[Task description]
Make an exact transcription of the material, leaving out all images.
[start of Given data]
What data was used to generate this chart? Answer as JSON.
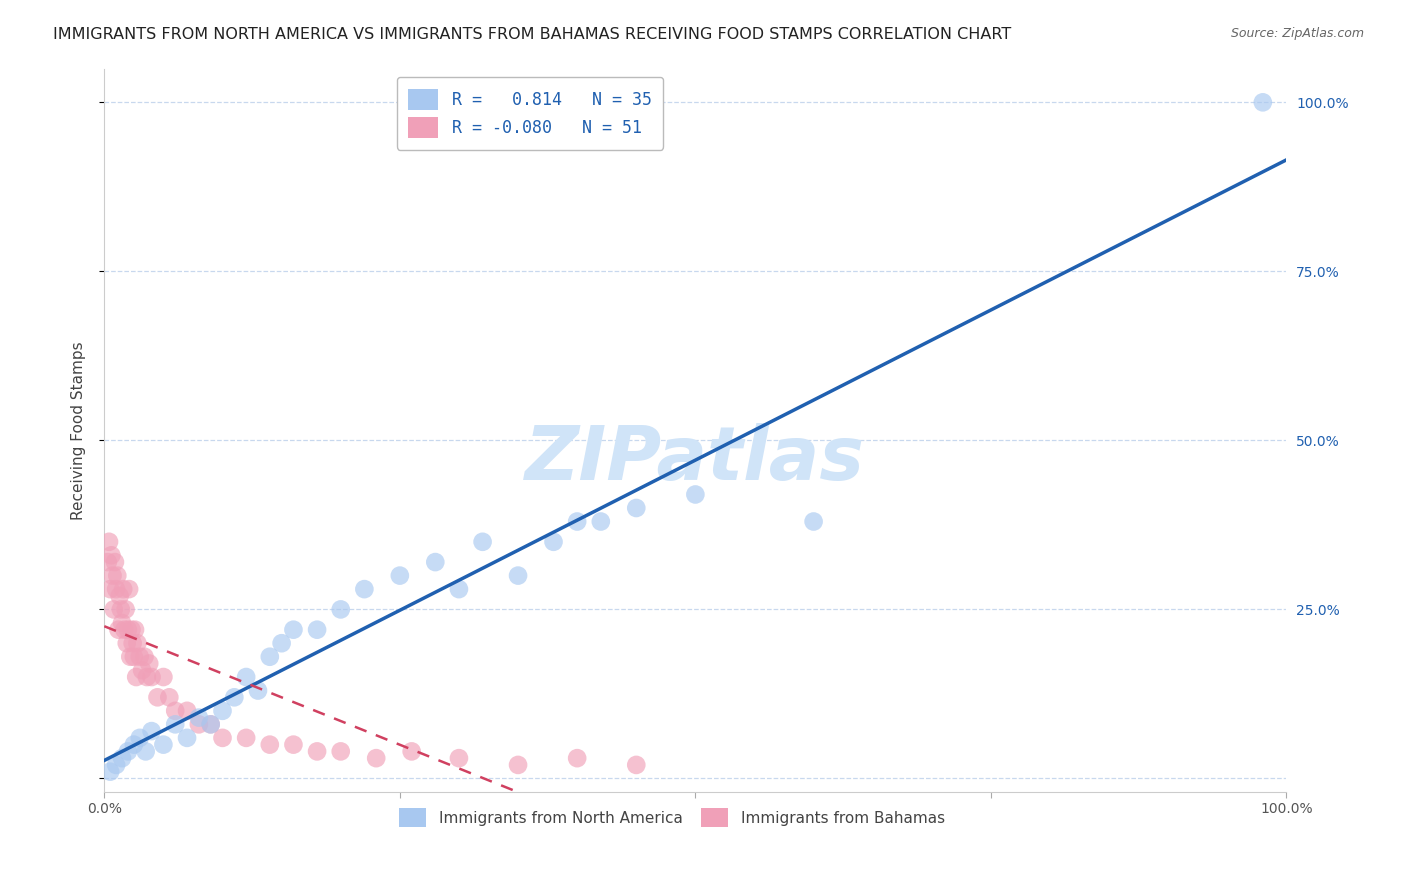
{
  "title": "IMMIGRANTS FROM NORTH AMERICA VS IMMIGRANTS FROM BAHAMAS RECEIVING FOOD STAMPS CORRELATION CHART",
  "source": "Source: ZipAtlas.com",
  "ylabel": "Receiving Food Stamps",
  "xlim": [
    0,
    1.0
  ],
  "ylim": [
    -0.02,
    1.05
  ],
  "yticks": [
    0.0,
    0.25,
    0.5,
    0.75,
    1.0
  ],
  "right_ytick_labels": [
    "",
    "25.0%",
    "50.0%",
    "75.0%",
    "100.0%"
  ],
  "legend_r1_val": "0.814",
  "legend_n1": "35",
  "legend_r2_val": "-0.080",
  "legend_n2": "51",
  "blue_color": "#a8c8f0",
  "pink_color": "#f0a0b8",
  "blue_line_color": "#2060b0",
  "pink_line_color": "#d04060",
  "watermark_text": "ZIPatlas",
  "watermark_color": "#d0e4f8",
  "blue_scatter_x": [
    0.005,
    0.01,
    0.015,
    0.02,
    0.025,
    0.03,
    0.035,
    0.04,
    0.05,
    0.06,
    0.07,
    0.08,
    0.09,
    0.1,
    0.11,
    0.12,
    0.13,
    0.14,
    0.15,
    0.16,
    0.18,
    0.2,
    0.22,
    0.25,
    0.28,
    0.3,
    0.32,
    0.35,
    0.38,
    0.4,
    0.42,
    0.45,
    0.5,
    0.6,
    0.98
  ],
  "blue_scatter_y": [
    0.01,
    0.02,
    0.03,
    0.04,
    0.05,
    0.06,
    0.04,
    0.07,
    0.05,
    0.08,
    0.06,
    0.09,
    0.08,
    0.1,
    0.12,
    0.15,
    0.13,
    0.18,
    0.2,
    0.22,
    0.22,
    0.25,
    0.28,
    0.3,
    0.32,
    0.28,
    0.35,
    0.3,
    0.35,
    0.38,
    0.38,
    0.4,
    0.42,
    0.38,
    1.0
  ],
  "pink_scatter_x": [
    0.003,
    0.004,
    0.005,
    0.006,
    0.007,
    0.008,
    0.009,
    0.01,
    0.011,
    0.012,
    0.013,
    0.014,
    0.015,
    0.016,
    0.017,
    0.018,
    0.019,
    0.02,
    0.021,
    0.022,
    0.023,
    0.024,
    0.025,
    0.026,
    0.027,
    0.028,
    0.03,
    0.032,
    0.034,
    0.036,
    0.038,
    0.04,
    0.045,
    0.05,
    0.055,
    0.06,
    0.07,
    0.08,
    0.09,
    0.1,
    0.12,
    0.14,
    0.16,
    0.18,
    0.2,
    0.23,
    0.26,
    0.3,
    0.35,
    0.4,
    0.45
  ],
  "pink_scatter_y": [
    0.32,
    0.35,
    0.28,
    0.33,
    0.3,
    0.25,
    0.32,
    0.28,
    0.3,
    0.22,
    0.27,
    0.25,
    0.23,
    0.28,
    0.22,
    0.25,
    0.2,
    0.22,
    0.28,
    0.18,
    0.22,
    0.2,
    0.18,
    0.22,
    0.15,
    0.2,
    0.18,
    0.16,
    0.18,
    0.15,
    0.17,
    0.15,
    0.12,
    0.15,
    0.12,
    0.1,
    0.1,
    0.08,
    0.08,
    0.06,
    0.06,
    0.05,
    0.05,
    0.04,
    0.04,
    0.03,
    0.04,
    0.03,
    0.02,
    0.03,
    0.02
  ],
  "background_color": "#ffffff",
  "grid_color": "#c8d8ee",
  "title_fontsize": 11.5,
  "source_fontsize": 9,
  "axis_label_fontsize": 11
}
[end of Given data]
[Full output]
What data was used to generate this chart? Answer as JSON.
{
  "title": "IMMIGRANTS FROM NORTH AMERICA VS IMMIGRANTS FROM BAHAMAS RECEIVING FOOD STAMPS CORRELATION CHART",
  "source": "Source: ZipAtlas.com",
  "ylabel": "Receiving Food Stamps",
  "xlim": [
    0,
    1.0
  ],
  "ylim": [
    -0.02,
    1.05
  ],
  "yticks": [
    0.0,
    0.25,
    0.5,
    0.75,
    1.0
  ],
  "right_ytick_labels": [
    "",
    "25.0%",
    "50.0%",
    "75.0%",
    "100.0%"
  ],
  "legend_r1_val": "0.814",
  "legend_n1": "35",
  "legend_r2_val": "-0.080",
  "legend_n2": "51",
  "blue_color": "#a8c8f0",
  "pink_color": "#f0a0b8",
  "blue_line_color": "#2060b0",
  "pink_line_color": "#d04060",
  "watermark_text": "ZIPatlas",
  "watermark_color": "#d0e4f8",
  "blue_scatter_x": [
    0.005,
    0.01,
    0.015,
    0.02,
    0.025,
    0.03,
    0.035,
    0.04,
    0.05,
    0.06,
    0.07,
    0.08,
    0.09,
    0.1,
    0.11,
    0.12,
    0.13,
    0.14,
    0.15,
    0.16,
    0.18,
    0.2,
    0.22,
    0.25,
    0.28,
    0.3,
    0.32,
    0.35,
    0.38,
    0.4,
    0.42,
    0.45,
    0.5,
    0.6,
    0.98
  ],
  "blue_scatter_y": [
    0.01,
    0.02,
    0.03,
    0.04,
    0.05,
    0.06,
    0.04,
    0.07,
    0.05,
    0.08,
    0.06,
    0.09,
    0.08,
    0.1,
    0.12,
    0.15,
    0.13,
    0.18,
    0.2,
    0.22,
    0.22,
    0.25,
    0.28,
    0.3,
    0.32,
    0.28,
    0.35,
    0.3,
    0.35,
    0.38,
    0.38,
    0.4,
    0.42,
    0.38,
    1.0
  ],
  "pink_scatter_x": [
    0.003,
    0.004,
    0.005,
    0.006,
    0.007,
    0.008,
    0.009,
    0.01,
    0.011,
    0.012,
    0.013,
    0.014,
    0.015,
    0.016,
    0.017,
    0.018,
    0.019,
    0.02,
    0.021,
    0.022,
    0.023,
    0.024,
    0.025,
    0.026,
    0.027,
    0.028,
    0.03,
    0.032,
    0.034,
    0.036,
    0.038,
    0.04,
    0.045,
    0.05,
    0.055,
    0.06,
    0.07,
    0.08,
    0.09,
    0.1,
    0.12,
    0.14,
    0.16,
    0.18,
    0.2,
    0.23,
    0.26,
    0.3,
    0.35,
    0.4,
    0.45
  ],
  "pink_scatter_y": [
    0.32,
    0.35,
    0.28,
    0.33,
    0.3,
    0.25,
    0.32,
    0.28,
    0.3,
    0.22,
    0.27,
    0.25,
    0.23,
    0.28,
    0.22,
    0.25,
    0.2,
    0.22,
    0.28,
    0.18,
    0.22,
    0.2,
    0.18,
    0.22,
    0.15,
    0.2,
    0.18,
    0.16,
    0.18,
    0.15,
    0.17,
    0.15,
    0.12,
    0.15,
    0.12,
    0.1,
    0.1,
    0.08,
    0.08,
    0.06,
    0.06,
    0.05,
    0.05,
    0.04,
    0.04,
    0.03,
    0.04,
    0.03,
    0.02,
    0.03,
    0.02
  ],
  "background_color": "#ffffff",
  "grid_color": "#c8d8ee",
  "title_fontsize": 11.5,
  "source_fontsize": 9,
  "axis_label_fontsize": 11
}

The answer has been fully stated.